# What is needed
Pictures stay out of your copy, but everything else in the records below must be repeated exactly.

== Exercise materials

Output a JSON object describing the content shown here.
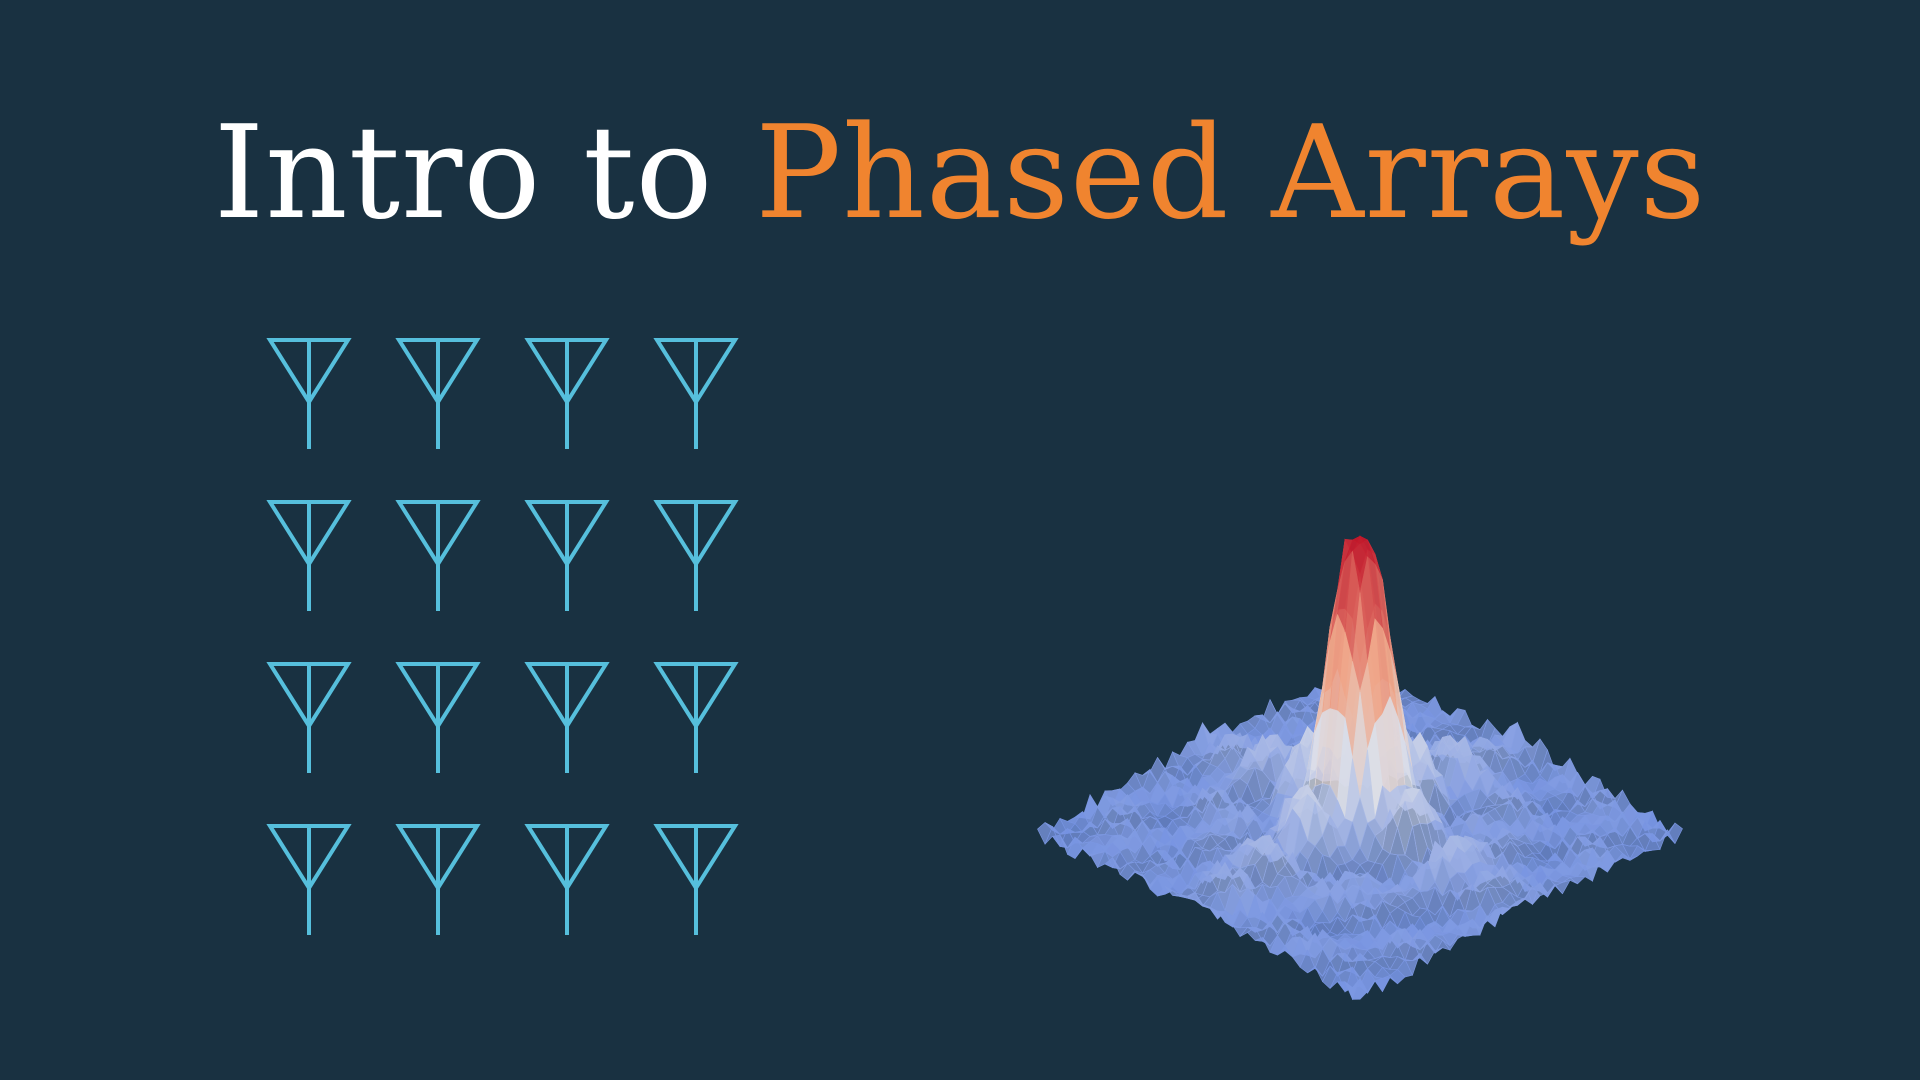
{
  "title": {
    "part1": "Intro to",
    "part2": "Phased Arrays"
  },
  "colors": {
    "background": "#193141",
    "title_primary": "#ffffff",
    "title_accent": "#f0842f",
    "antenna": "#56bfdc",
    "surface_low": "#5b7fe0",
    "surface_mid": "#dcdfe8",
    "surface_high": "#c4172a"
  },
  "antenna_array": {
    "rows": 4,
    "cols": 4,
    "icon": "antenna-icon"
  },
  "surface_plot": {
    "icon": "radiation-pattern-surface"
  }
}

====

# Answer to this task
Output a JSON object describing the content shown here.
{
  "title": {
    "part1": "Intro to",
    "part2": "Phased Arrays"
  },
  "colors": {
    "background": "#193141",
    "title_primary": "#ffffff",
    "title_accent": "#f0842f",
    "antenna": "#56bfdc",
    "surface_low": "#5b7fe0",
    "surface_mid": "#dcdfe8",
    "surface_high": "#c4172a"
  },
  "antenna_array": {
    "rows": 4,
    "cols": 4,
    "icon": "antenna-icon"
  },
  "surface_plot": {
    "icon": "radiation-pattern-surface"
  }
}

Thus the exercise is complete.